WRITTEN INSTRUCTION:
Return every one of the entries below word for word, changing nothing.

GIVEN INFORMATION:

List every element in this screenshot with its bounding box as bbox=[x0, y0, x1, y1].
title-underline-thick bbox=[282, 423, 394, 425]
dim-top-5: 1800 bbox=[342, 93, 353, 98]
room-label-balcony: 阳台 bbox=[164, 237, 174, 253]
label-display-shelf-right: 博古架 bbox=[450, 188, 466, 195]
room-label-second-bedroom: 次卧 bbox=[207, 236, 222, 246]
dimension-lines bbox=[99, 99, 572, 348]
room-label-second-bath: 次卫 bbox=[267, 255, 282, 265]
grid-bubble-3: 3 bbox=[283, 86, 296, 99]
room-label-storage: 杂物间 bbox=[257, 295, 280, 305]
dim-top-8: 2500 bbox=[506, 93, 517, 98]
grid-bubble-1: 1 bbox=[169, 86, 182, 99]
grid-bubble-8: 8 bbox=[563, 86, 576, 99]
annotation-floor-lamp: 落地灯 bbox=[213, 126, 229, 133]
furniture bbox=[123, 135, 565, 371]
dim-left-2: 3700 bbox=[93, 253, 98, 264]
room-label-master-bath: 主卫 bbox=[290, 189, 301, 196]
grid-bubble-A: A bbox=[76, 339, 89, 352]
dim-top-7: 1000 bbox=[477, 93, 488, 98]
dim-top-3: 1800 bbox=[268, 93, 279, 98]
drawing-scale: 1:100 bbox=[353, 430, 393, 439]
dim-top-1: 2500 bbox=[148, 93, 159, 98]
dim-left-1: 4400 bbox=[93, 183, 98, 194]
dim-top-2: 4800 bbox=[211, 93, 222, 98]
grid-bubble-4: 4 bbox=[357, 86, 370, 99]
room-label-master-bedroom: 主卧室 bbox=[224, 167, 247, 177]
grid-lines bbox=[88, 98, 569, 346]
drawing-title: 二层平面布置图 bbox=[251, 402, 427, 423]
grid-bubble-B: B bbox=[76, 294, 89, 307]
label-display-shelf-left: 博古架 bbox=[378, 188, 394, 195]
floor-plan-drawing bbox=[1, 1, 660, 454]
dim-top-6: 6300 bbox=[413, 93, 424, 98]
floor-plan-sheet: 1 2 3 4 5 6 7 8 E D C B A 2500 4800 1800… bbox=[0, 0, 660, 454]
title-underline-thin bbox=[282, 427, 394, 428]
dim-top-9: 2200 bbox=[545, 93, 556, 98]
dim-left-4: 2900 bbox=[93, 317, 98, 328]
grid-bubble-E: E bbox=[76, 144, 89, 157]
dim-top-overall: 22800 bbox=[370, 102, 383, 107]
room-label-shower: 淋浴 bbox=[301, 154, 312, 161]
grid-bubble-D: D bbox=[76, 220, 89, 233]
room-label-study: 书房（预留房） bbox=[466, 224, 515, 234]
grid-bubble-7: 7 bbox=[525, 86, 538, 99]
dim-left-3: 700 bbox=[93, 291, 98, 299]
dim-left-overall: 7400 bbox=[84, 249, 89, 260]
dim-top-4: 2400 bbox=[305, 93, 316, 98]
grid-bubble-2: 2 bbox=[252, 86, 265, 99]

WRITTEN REPLY:
List every element in this screenshot with its bounding box as bbox=[x0, y0, x1, y1].
title-underline-thick bbox=[282, 423, 394, 425]
dim-top-5: 1800 bbox=[342, 93, 353, 98]
room-label-balcony: 阳台 bbox=[164, 237, 174, 253]
label-display-shelf-right: 博古架 bbox=[450, 188, 466, 195]
room-label-second-bedroom: 次卧 bbox=[207, 236, 222, 246]
dimension-lines bbox=[99, 99, 572, 348]
room-label-second-bath: 次卫 bbox=[267, 255, 282, 265]
grid-bubble-3: 3 bbox=[283, 86, 296, 99]
room-label-storage: 杂物间 bbox=[257, 295, 280, 305]
dim-top-8: 2500 bbox=[506, 93, 517, 98]
grid-bubble-1: 1 bbox=[169, 86, 182, 99]
grid-bubble-8: 8 bbox=[563, 86, 576, 99]
annotation-floor-lamp: 落地灯 bbox=[213, 126, 229, 133]
furniture bbox=[123, 135, 565, 371]
dim-left-2: 3700 bbox=[93, 253, 98, 264]
room-label-master-bath: 主卫 bbox=[290, 189, 301, 196]
grid-bubble-A: A bbox=[76, 339, 89, 352]
dim-top-7: 1000 bbox=[477, 93, 488, 98]
dim-top-3: 1800 bbox=[268, 93, 279, 98]
drawing-scale: 1:100 bbox=[353, 430, 393, 439]
dim-top-1: 2500 bbox=[148, 93, 159, 98]
dim-left-1: 4400 bbox=[93, 183, 98, 194]
dim-top-2: 4800 bbox=[211, 93, 222, 98]
grid-bubble-4: 4 bbox=[357, 86, 370, 99]
room-label-master-bedroom: 主卧室 bbox=[224, 167, 247, 177]
grid-lines bbox=[88, 98, 569, 346]
drawing-title: 二层平面布置图 bbox=[251, 402, 427, 423]
grid-bubble-B: B bbox=[76, 294, 89, 307]
label-display-shelf-left: 博古架 bbox=[378, 188, 394, 195]
floor-plan-drawing bbox=[1, 1, 660, 454]
dim-top-6: 6300 bbox=[413, 93, 424, 98]
floor-plan-sheet: 1 2 3 4 5 6 7 8 E D C B A 2500 4800 1800… bbox=[0, 0, 660, 454]
title-underline-thin bbox=[282, 427, 394, 428]
dim-top-9: 2200 bbox=[545, 93, 556, 98]
dim-left-4: 2900 bbox=[93, 317, 98, 328]
grid-bubble-E: E bbox=[76, 144, 89, 157]
dim-top-overall: 22800 bbox=[370, 102, 383, 107]
room-label-shower: 淋浴 bbox=[301, 154, 312, 161]
grid-bubble-D: D bbox=[76, 220, 89, 233]
room-label-study: 书房（预留房） bbox=[466, 224, 515, 234]
grid-bubble-7: 7 bbox=[525, 86, 538, 99]
dim-left-3: 700 bbox=[93, 291, 98, 299]
dim-left-overall: 7400 bbox=[84, 249, 89, 260]
dim-top-4: 2400 bbox=[305, 93, 316, 98]
grid-bubble-2: 2 bbox=[252, 86, 265, 99]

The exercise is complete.